RAW RECORDS
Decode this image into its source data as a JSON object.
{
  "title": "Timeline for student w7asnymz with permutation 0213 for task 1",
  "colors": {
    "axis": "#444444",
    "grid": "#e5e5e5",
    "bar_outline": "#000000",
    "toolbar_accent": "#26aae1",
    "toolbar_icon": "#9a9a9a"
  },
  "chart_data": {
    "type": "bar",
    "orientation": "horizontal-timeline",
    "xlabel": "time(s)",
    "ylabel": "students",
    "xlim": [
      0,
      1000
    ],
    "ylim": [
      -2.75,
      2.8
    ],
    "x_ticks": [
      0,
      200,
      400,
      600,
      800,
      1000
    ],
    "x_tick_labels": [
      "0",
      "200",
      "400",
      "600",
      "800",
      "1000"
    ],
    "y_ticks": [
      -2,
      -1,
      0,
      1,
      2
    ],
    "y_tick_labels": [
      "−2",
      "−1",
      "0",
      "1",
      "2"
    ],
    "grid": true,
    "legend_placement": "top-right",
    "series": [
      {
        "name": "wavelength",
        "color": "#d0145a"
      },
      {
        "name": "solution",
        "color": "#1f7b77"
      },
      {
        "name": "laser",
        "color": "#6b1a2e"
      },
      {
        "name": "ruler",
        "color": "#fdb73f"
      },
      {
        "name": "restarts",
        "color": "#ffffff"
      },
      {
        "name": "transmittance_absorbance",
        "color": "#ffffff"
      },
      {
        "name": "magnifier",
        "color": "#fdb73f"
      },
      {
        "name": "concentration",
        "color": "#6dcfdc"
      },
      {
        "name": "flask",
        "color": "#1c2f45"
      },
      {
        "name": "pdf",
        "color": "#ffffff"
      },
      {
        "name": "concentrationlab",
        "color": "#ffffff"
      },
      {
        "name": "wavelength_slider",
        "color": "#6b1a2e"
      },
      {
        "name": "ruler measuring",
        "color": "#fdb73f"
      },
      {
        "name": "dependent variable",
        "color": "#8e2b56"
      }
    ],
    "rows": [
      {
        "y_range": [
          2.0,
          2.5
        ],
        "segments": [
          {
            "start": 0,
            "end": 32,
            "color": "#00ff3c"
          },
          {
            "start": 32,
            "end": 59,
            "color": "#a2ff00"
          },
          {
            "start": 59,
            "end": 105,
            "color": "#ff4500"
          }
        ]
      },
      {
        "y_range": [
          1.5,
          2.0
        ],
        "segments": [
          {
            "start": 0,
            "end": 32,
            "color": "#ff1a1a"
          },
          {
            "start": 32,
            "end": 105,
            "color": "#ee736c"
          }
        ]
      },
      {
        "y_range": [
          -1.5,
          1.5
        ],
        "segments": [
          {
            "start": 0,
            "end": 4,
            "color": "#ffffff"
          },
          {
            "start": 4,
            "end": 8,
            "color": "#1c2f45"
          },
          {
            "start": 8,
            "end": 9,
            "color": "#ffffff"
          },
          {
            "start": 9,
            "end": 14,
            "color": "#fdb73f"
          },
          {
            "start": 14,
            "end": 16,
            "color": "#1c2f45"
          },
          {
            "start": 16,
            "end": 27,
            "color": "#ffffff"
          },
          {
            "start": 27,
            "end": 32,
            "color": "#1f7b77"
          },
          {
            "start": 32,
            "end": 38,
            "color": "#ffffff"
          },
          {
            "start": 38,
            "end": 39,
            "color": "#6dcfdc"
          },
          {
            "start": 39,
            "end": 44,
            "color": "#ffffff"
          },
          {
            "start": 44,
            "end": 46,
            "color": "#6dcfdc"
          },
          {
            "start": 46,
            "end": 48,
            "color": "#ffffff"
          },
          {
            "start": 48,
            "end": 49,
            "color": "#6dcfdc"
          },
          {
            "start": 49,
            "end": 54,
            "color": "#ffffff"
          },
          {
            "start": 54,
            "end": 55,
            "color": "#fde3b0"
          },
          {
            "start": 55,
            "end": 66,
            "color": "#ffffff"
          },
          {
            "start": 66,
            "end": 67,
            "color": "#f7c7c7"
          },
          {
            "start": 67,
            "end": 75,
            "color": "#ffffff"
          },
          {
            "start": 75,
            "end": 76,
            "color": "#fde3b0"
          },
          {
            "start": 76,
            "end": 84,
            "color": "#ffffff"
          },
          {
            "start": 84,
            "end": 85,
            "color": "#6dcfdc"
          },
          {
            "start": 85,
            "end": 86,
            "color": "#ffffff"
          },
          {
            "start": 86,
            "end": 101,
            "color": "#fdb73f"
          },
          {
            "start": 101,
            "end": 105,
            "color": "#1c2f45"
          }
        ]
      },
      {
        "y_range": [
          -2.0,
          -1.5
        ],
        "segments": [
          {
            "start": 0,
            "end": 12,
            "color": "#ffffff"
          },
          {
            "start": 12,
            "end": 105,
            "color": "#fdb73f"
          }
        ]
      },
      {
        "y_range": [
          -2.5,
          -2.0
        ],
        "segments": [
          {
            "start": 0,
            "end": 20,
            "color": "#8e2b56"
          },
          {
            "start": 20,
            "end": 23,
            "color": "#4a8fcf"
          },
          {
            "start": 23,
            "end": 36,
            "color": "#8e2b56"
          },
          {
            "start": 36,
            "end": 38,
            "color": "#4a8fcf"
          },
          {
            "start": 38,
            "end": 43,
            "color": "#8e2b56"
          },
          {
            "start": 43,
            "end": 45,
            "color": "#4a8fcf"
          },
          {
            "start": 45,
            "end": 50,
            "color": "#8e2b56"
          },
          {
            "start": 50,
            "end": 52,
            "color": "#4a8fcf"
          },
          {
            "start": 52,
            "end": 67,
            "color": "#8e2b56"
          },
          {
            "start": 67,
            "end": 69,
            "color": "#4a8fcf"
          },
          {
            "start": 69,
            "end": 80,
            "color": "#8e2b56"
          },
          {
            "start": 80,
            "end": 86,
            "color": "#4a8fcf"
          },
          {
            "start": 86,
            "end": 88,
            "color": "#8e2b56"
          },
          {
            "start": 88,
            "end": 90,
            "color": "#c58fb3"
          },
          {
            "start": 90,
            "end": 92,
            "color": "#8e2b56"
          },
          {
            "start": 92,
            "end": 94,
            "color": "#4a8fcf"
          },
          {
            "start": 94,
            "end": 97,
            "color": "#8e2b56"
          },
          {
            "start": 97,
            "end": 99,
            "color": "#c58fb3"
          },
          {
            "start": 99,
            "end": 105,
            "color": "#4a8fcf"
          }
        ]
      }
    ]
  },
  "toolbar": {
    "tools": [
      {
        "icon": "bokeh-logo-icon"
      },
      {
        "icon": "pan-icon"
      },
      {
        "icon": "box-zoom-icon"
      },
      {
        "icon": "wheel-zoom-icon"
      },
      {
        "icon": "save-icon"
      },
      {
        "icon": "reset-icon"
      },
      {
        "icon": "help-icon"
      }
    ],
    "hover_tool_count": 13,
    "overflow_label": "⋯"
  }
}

GIVEN INSTRUCTION
Give all of the entries again, word for word.

FULL SOLUTION
Decode this image into its source data as a JSON object.
{
  "title": "Timeline for student w7asnymz with permutation 0213 for task 1",
  "colors": {
    "axis": "#444444",
    "grid": "#e5e5e5",
    "bar_outline": "#000000",
    "toolbar_accent": "#26aae1",
    "toolbar_icon": "#9a9a9a"
  },
  "chart_data": {
    "type": "bar",
    "orientation": "horizontal-timeline",
    "xlabel": "time(s)",
    "ylabel": "students",
    "xlim": [
      0,
      1000
    ],
    "ylim": [
      -2.75,
      2.8
    ],
    "x_ticks": [
      0,
      200,
      400,
      600,
      800,
      1000
    ],
    "x_tick_labels": [
      "0",
      "200",
      "400",
      "600",
      "800",
      "1000"
    ],
    "y_ticks": [
      -2,
      -1,
      0,
      1,
      2
    ],
    "y_tick_labels": [
      "−2",
      "−1",
      "0",
      "1",
      "2"
    ],
    "grid": true,
    "legend_placement": "top-right",
    "series": [
      {
        "name": "wavelength",
        "color": "#d0145a"
      },
      {
        "name": "solution",
        "color": "#1f7b77"
      },
      {
        "name": "laser",
        "color": "#6b1a2e"
      },
      {
        "name": "ruler",
        "color": "#fdb73f"
      },
      {
        "name": "restarts",
        "color": "#ffffff"
      },
      {
        "name": "transmittance_absorbance",
        "color": "#ffffff"
      },
      {
        "name": "magnifier",
        "color": "#fdb73f"
      },
      {
        "name": "concentration",
        "color": "#6dcfdc"
      },
      {
        "name": "flask",
        "color": "#1c2f45"
      },
      {
        "name": "pdf",
        "color": "#ffffff"
      },
      {
        "name": "concentrationlab",
        "color": "#ffffff"
      },
      {
        "name": "wavelength_slider",
        "color": "#6b1a2e"
      },
      {
        "name": "ruler measuring",
        "color": "#fdb73f"
      },
      {
        "name": "dependent variable",
        "color": "#8e2b56"
      }
    ],
    "rows": [
      {
        "y_range": [
          2.0,
          2.5
        ],
        "segments": [
          {
            "start": 0,
            "end": 32,
            "color": "#00ff3c"
          },
          {
            "start": 32,
            "end": 59,
            "color": "#a2ff00"
          },
          {
            "start": 59,
            "end": 105,
            "color": "#ff4500"
          }
        ]
      },
      {
        "y_range": [
          1.5,
          2.0
        ],
        "segments": [
          {
            "start": 0,
            "end": 32,
            "color": "#ff1a1a"
          },
          {
            "start": 32,
            "end": 105,
            "color": "#ee736c"
          }
        ]
      },
      {
        "y_range": [
          -1.5,
          1.5
        ],
        "segments": [
          {
            "start": 0,
            "end": 4,
            "color": "#ffffff"
          },
          {
            "start": 4,
            "end": 8,
            "color": "#1c2f45"
          },
          {
            "start": 8,
            "end": 9,
            "color": "#ffffff"
          },
          {
            "start": 9,
            "end": 14,
            "color": "#fdb73f"
          },
          {
            "start": 14,
            "end": 16,
            "color": "#1c2f45"
          },
          {
            "start": 16,
            "end": 27,
            "color": "#ffffff"
          },
          {
            "start": 27,
            "end": 32,
            "color": "#1f7b77"
          },
          {
            "start": 32,
            "end": 38,
            "color": "#ffffff"
          },
          {
            "start": 38,
            "end": 39,
            "color": "#6dcfdc"
          },
          {
            "start": 39,
            "end": 44,
            "color": "#ffffff"
          },
          {
            "start": 44,
            "end": 46,
            "color": "#6dcfdc"
          },
          {
            "start": 46,
            "end": 48,
            "color": "#ffffff"
          },
          {
            "start": 48,
            "end": 49,
            "color": "#6dcfdc"
          },
          {
            "start": 49,
            "end": 54,
            "color": "#ffffff"
          },
          {
            "start": 54,
            "end": 55,
            "color": "#fde3b0"
          },
          {
            "start": 55,
            "end": 66,
            "color": "#ffffff"
          },
          {
            "start": 66,
            "end": 67,
            "color": "#f7c7c7"
          },
          {
            "start": 67,
            "end": 75,
            "color": "#ffffff"
          },
          {
            "start": 75,
            "end": 76,
            "color": "#fde3b0"
          },
          {
            "start": 76,
            "end": 84,
            "color": "#ffffff"
          },
          {
            "start": 84,
            "end": 85,
            "color": "#6dcfdc"
          },
          {
            "start": 85,
            "end": 86,
            "color": "#ffffff"
          },
          {
            "start": 86,
            "end": 101,
            "color": "#fdb73f"
          },
          {
            "start": 101,
            "end": 105,
            "color": "#1c2f45"
          }
        ]
      },
      {
        "y_range": [
          -2.0,
          -1.5
        ],
        "segments": [
          {
            "start": 0,
            "end": 12,
            "color": "#ffffff"
          },
          {
            "start": 12,
            "end": 105,
            "color": "#fdb73f"
          }
        ]
      },
      {
        "y_range": [
          -2.5,
          -2.0
        ],
        "segments": [
          {
            "start": 0,
            "end": 20,
            "color": "#8e2b56"
          },
          {
            "start": 20,
            "end": 23,
            "color": "#4a8fcf"
          },
          {
            "start": 23,
            "end": 36,
            "color": "#8e2b56"
          },
          {
            "start": 36,
            "end": 38,
            "color": "#4a8fcf"
          },
          {
            "start": 38,
            "end": 43,
            "color": "#8e2b56"
          },
          {
            "start": 43,
            "end": 45,
            "color": "#4a8fcf"
          },
          {
            "start": 45,
            "end": 50,
            "color": "#8e2b56"
          },
          {
            "start": 50,
            "end": 52,
            "color": "#4a8fcf"
          },
          {
            "start": 52,
            "end": 67,
            "color": "#8e2b56"
          },
          {
            "start": 67,
            "end": 69,
            "color": "#4a8fcf"
          },
          {
            "start": 69,
            "end": 80,
            "color": "#8e2b56"
          },
          {
            "start": 80,
            "end": 86,
            "color": "#4a8fcf"
          },
          {
            "start": 86,
            "end": 88,
            "color": "#8e2b56"
          },
          {
            "start": 88,
            "end": 90,
            "color": "#c58fb3"
          },
          {
            "start": 90,
            "end": 92,
            "color": "#8e2b56"
          },
          {
            "start": 92,
            "end": 94,
            "color": "#4a8fcf"
          },
          {
            "start": 94,
            "end": 97,
            "color": "#8e2b56"
          },
          {
            "start": 97,
            "end": 99,
            "color": "#c58fb3"
          },
          {
            "start": 99,
            "end": 105,
            "color": "#4a8fcf"
          }
        ]
      }
    ]
  },
  "toolbar": {
    "tools": [
      {
        "icon": "bokeh-logo-icon"
      },
      {
        "icon": "pan-icon"
      },
      {
        "icon": "box-zoom-icon"
      },
      {
        "icon": "wheel-zoom-icon"
      },
      {
        "icon": "save-icon"
      },
      {
        "icon": "reset-icon"
      },
      {
        "icon": "help-icon"
      }
    ],
    "hover_tool_count": 13,
    "overflow_label": "⋯"
  }
}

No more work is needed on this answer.